== Entries provided

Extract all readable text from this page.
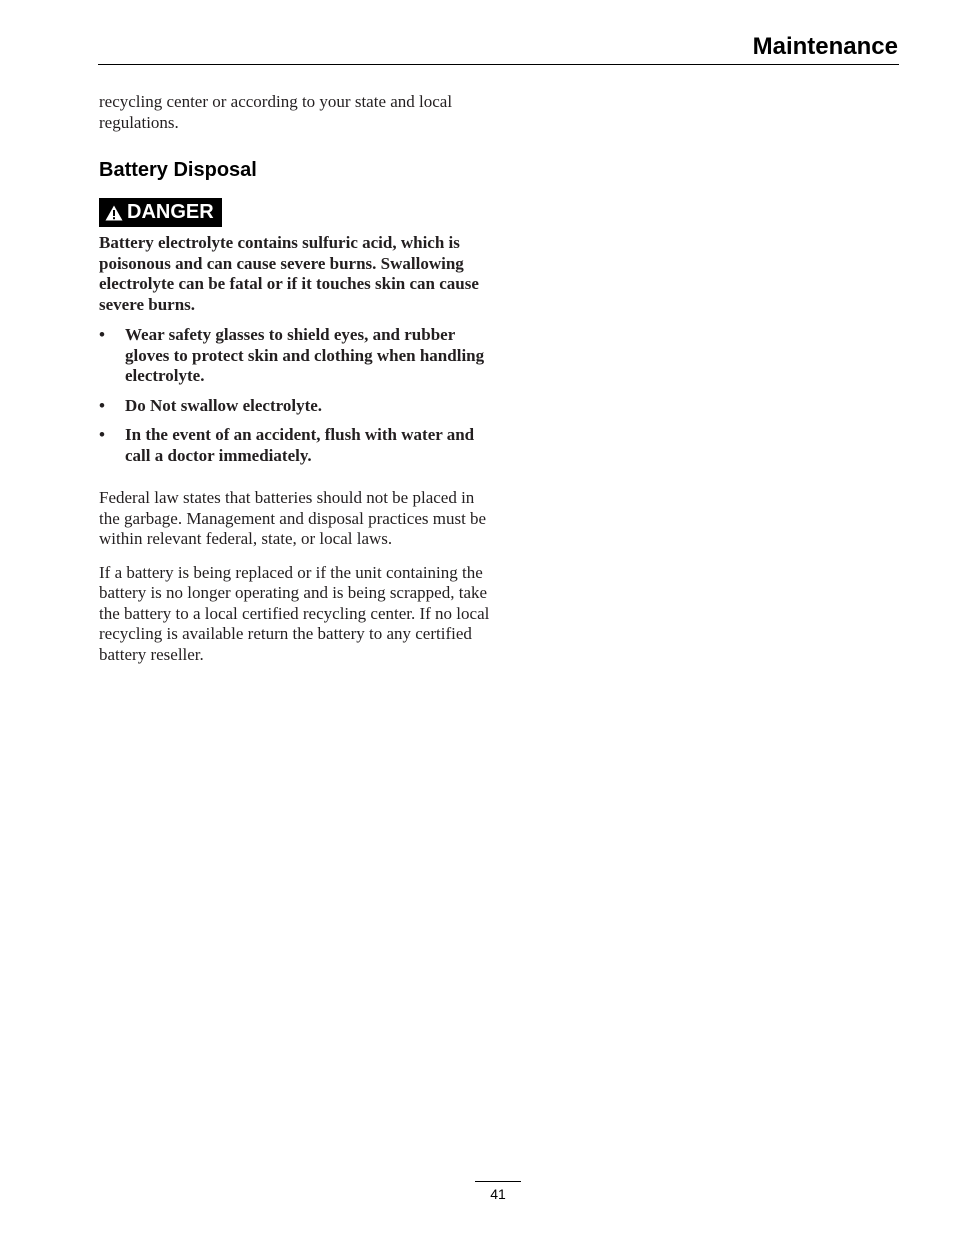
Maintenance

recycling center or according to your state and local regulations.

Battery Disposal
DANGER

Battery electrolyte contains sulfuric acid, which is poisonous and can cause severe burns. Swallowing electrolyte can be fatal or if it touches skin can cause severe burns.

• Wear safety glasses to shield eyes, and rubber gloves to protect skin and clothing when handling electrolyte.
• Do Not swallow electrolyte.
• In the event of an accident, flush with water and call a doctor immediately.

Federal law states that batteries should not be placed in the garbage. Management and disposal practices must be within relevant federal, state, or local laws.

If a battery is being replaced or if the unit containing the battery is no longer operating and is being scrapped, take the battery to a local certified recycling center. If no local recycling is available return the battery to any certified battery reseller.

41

====
== Entries provided

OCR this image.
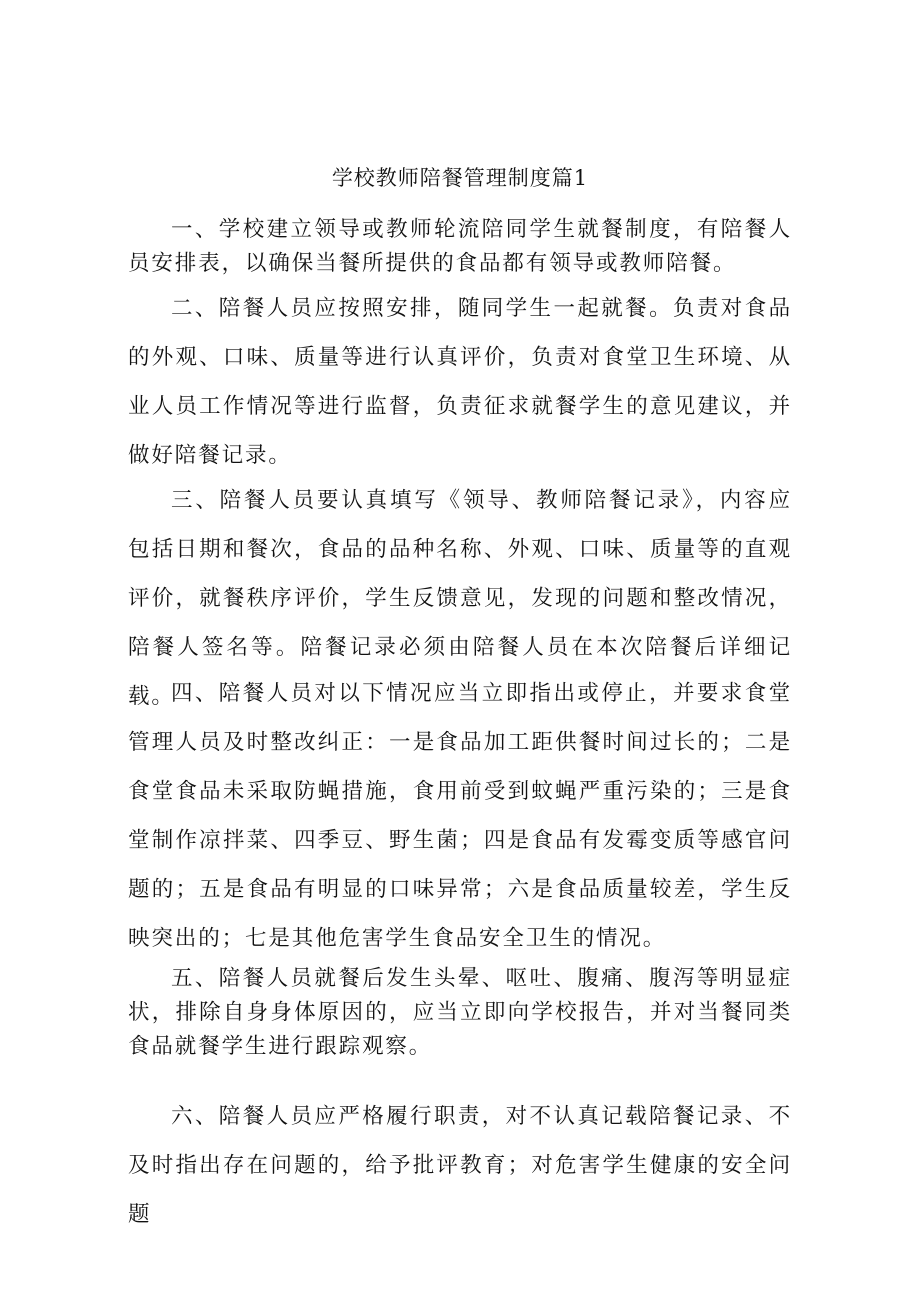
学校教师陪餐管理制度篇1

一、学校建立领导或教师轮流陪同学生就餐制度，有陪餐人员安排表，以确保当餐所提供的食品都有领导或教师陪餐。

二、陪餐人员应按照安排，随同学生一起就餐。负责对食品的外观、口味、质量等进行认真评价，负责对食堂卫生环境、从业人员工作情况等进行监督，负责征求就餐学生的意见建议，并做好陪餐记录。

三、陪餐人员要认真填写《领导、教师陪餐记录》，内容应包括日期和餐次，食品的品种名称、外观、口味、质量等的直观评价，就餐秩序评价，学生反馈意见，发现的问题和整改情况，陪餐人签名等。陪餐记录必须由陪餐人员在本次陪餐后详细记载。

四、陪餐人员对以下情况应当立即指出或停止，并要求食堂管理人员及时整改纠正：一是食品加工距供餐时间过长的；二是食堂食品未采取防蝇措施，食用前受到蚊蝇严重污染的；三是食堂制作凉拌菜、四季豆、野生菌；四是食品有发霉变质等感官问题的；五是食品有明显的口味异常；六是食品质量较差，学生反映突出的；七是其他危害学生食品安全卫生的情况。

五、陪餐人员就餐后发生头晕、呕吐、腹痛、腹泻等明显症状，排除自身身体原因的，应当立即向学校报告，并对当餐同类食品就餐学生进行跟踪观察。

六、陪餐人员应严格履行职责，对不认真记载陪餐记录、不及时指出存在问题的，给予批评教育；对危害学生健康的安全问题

====

Of the lines in the records, how many contain the word "skin"? Answer with the number and nothing else.

2